## [Stored data]
--- Start ---

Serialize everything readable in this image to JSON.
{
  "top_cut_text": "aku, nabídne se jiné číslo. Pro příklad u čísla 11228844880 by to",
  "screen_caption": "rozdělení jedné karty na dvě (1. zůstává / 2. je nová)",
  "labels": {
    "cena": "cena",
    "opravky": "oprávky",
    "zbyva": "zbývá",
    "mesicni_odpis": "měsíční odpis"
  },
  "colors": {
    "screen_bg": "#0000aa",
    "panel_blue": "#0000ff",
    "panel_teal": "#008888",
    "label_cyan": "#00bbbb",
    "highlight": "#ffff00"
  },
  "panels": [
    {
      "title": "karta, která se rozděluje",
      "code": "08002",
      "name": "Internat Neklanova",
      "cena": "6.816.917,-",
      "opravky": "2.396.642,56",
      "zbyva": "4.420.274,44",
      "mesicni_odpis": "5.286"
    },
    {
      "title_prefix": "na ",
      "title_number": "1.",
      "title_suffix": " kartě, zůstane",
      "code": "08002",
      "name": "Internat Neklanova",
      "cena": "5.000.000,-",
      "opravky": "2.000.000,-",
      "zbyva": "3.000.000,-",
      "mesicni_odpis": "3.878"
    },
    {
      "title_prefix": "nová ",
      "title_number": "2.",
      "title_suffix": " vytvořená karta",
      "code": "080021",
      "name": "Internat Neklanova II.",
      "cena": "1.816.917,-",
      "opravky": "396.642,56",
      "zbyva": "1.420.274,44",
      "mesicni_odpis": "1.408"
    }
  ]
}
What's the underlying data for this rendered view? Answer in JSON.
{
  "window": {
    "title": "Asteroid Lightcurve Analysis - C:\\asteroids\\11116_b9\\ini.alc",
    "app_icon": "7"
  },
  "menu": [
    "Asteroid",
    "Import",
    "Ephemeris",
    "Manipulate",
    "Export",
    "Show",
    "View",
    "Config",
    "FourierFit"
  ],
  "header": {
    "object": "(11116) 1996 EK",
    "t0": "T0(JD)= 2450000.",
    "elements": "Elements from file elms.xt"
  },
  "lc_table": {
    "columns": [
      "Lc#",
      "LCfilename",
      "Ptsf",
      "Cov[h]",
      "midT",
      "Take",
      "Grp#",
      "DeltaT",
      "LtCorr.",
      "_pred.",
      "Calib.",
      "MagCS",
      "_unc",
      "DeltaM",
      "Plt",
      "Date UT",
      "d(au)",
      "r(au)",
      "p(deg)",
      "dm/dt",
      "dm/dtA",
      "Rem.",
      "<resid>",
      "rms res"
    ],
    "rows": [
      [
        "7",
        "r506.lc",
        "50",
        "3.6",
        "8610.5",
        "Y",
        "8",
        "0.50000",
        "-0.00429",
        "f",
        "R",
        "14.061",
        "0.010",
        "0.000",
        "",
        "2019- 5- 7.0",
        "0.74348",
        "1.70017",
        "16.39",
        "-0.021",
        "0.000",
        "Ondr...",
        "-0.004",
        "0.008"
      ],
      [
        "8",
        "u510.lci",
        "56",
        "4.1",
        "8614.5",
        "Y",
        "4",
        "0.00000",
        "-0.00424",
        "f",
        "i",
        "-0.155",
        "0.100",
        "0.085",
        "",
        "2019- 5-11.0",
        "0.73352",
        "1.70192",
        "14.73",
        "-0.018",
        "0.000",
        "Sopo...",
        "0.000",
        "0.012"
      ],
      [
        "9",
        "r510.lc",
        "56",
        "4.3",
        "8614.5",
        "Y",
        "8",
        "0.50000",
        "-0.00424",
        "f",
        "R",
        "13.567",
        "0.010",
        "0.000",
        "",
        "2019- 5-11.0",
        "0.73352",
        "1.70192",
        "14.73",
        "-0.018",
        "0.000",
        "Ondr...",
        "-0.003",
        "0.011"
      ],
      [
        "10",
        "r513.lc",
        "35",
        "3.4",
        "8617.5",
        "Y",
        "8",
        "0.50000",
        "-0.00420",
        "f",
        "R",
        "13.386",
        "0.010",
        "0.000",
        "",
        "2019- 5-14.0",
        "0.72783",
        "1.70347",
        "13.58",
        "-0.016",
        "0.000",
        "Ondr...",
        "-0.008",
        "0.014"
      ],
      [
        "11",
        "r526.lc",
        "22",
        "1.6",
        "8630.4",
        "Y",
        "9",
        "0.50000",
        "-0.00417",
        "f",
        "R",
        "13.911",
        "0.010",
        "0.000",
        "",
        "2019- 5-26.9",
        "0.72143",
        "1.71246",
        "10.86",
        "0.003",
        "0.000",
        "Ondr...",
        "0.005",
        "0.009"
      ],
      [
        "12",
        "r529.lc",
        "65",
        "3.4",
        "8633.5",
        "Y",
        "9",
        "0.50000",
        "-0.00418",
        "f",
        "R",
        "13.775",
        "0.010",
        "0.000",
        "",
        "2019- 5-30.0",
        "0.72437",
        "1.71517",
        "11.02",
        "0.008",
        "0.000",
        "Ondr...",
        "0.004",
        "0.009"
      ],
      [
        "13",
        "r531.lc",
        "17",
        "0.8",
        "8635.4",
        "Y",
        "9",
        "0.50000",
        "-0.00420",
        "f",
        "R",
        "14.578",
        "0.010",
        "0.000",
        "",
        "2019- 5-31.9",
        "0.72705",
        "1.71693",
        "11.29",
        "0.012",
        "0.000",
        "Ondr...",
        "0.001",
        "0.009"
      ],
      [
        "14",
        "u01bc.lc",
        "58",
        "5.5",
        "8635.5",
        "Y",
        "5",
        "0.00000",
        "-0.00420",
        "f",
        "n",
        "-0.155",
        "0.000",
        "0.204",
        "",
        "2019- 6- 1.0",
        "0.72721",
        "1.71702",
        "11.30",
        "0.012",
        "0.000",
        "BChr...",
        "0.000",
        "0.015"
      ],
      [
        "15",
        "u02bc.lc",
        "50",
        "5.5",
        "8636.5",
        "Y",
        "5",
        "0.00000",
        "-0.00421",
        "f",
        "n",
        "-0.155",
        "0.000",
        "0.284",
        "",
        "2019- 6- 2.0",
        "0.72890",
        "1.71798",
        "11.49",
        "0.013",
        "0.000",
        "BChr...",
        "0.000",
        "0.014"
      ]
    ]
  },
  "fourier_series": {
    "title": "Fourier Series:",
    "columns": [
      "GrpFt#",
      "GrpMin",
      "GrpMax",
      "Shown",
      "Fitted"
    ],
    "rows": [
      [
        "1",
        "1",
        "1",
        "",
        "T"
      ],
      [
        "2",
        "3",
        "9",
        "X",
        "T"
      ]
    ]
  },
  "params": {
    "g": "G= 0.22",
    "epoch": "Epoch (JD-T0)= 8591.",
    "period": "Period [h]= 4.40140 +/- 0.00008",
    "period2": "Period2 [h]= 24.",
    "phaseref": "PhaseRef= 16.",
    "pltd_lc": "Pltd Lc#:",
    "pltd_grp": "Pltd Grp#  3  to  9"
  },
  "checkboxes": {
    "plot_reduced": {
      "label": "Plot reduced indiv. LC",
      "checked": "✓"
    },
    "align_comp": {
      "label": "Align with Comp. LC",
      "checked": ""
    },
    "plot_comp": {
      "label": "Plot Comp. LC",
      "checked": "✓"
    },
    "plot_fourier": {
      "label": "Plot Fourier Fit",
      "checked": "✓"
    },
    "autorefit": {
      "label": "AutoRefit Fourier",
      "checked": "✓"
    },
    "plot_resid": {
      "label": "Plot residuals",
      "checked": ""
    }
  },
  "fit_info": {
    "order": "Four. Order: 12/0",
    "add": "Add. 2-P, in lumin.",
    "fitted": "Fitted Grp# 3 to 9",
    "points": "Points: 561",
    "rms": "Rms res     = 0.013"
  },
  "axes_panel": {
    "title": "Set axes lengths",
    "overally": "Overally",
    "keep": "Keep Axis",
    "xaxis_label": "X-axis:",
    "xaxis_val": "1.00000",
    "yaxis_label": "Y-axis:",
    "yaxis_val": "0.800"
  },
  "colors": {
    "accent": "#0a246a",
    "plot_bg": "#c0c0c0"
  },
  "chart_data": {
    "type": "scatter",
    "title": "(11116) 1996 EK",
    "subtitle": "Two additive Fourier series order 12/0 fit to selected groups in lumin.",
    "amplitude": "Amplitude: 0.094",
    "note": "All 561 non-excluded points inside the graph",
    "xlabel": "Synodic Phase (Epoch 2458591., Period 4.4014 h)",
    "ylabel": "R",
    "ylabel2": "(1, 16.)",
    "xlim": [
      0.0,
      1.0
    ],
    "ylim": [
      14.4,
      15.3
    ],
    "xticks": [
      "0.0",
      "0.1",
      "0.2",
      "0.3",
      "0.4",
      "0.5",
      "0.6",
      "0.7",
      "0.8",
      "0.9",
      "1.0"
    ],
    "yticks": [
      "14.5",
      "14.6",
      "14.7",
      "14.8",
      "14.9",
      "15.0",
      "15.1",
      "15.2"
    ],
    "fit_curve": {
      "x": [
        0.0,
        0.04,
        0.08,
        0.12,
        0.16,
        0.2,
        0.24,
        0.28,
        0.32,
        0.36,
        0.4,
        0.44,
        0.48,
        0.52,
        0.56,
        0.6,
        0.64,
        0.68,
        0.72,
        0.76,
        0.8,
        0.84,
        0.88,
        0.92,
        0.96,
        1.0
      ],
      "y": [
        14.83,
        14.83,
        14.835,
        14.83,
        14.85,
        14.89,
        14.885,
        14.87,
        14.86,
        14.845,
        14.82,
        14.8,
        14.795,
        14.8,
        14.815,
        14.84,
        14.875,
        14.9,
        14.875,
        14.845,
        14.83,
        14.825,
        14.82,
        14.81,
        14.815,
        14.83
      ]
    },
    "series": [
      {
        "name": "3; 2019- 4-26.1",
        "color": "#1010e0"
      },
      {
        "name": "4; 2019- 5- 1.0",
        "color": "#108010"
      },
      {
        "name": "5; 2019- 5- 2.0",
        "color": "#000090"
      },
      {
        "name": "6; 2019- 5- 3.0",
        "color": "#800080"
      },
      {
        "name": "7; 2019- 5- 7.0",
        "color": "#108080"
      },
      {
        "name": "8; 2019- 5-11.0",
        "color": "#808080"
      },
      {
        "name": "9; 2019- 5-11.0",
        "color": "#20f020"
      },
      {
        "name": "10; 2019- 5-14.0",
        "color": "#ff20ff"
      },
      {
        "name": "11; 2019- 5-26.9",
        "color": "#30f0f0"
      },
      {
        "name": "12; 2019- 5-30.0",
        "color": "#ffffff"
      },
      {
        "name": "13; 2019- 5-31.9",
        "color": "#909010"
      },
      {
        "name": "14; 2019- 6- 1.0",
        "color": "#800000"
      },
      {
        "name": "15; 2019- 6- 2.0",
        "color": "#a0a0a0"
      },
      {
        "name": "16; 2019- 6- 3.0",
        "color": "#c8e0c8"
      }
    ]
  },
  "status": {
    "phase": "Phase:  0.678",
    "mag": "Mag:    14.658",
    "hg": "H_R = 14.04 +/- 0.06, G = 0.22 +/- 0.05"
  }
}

--- End ---

## [EXERCISE DIRECTIONS]
Read through the data and copy every line where "this" shows up.

## [THE ANSWER]
Serialize everything readable in this image to JSON.
What's the underlying data for this rendered view? Answer in JSON.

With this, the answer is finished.